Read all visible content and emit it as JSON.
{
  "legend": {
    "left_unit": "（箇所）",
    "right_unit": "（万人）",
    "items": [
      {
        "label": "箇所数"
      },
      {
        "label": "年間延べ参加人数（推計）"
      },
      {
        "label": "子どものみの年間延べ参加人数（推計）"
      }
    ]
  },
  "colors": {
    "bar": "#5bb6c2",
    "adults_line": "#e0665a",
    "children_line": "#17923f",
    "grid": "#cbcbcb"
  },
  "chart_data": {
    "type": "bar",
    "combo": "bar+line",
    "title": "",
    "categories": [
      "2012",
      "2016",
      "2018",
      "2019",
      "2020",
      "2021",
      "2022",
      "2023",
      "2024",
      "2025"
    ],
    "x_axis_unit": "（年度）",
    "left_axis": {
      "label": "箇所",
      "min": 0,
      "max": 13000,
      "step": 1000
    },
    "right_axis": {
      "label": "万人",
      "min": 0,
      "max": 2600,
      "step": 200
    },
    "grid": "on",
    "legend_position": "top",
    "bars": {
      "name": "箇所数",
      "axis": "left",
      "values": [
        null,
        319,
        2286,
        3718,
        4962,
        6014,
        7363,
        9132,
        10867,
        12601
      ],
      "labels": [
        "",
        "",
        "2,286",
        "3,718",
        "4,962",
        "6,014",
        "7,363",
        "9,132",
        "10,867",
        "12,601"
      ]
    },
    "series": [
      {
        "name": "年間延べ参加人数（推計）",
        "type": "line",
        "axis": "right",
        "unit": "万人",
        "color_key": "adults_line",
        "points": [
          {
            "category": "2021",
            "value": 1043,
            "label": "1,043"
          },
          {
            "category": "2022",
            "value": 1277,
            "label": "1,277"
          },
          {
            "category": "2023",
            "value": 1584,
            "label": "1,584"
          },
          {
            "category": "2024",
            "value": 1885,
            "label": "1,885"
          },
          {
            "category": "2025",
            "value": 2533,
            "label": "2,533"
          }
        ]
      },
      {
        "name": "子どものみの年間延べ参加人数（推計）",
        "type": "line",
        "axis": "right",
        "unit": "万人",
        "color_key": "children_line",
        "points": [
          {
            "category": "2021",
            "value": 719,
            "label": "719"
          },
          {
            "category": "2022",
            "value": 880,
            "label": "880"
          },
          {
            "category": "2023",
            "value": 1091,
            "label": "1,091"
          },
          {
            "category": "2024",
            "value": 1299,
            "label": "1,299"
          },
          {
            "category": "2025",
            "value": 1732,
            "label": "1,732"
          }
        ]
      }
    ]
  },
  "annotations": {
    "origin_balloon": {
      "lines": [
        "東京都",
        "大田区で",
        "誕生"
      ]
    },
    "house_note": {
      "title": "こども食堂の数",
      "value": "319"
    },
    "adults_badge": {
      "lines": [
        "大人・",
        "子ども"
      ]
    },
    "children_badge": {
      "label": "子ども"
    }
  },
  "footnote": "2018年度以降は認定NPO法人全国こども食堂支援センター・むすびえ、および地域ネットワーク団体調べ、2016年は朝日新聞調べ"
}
────────
• [Exercise goal]
Set down each entry again, unchanged.

• [Problem solution]
Read all visible content and emit it as JSON.
{
  "legend": {
    "left_unit": "（箇所）",
    "right_unit": "（万人）",
    "items": [
      {
        "label": "箇所数"
      },
      {
        "label": "年間延べ参加人数（推計）"
      },
      {
        "label": "子どものみの年間延べ参加人数（推計）"
      }
    ]
  },
  "colors": {
    "bar": "#5bb6c2",
    "adults_line": "#e0665a",
    "children_line": "#17923f",
    "grid": "#cbcbcb"
  },
  "chart_data": {
    "type": "bar",
    "combo": "bar+line",
    "title": "",
    "categories": [
      "2012",
      "2016",
      "2018",
      "2019",
      "2020",
      "2021",
      "2022",
      "2023",
      "2024",
      "2025"
    ],
    "x_axis_unit": "（年度）",
    "left_axis": {
      "label": "箇所",
      "min": 0,
      "max": 13000,
      "step": 1000
    },
    "right_axis": {
      "label": "万人",
      "min": 0,
      "max": 2600,
      "step": 200
    },
    "grid": "on",
    "legend_position": "top",
    "bars": {
      "name": "箇所数",
      "axis": "left",
      "values": [
        null,
        319,
        2286,
        3718,
        4962,
        6014,
        7363,
        9132,
        10867,
        12601
      ],
      "labels": [
        "",
        "",
        "2,286",
        "3,718",
        "4,962",
        "6,014",
        "7,363",
        "9,132",
        "10,867",
        "12,601"
      ]
    },
    "series": [
      {
        "name": "年間延べ参加人数（推計）",
        "type": "line",
        "axis": "right",
        "unit": "万人",
        "color_key": "adults_line",
        "points": [
          {
            "category": "2021",
            "value": 1043,
            "label": "1,043"
          },
          {
            "category": "2022",
            "value": 1277,
            "label": "1,277"
          },
          {
            "category": "2023",
            "value": 1584,
            "label": "1,584"
          },
          {
            "category": "2024",
            "value": 1885,
            "label": "1,885"
          },
          {
            "category": "2025",
            "value": 2533,
            "label": "2,533"
          }
        ]
      },
      {
        "name": "子どものみの年間延べ参加人数（推計）",
        "type": "line",
        "axis": "right",
        "unit": "万人",
        "color_key": "children_line",
        "points": [
          {
            "category": "2021",
            "value": 719,
            "label": "719"
          },
          {
            "category": "2022",
            "value": 880,
            "label": "880"
          },
          {
            "category": "2023",
            "value": 1091,
            "label": "1,091"
          },
          {
            "category": "2024",
            "value": 1299,
            "label": "1,299"
          },
          {
            "category": "2025",
            "value": 1732,
            "label": "1,732"
          }
        ]
      }
    ]
  },
  "annotations": {
    "origin_balloon": {
      "lines": [
        "東京都",
        "大田区で",
        "誕生"
      ]
    },
    "house_note": {
      "title": "こども食堂の数",
      "value": "319"
    },
    "adults_badge": {
      "lines": [
        "大人・",
        "子ども"
      ]
    },
    "children_badge": {
      "label": "子ども"
    }
  },
  "footnote": "2018年度以降は認定NPO法人全国こども食堂支援センター・むすびえ、および地域ネットワーク団体調べ、2016年は朝日新聞調べ"
}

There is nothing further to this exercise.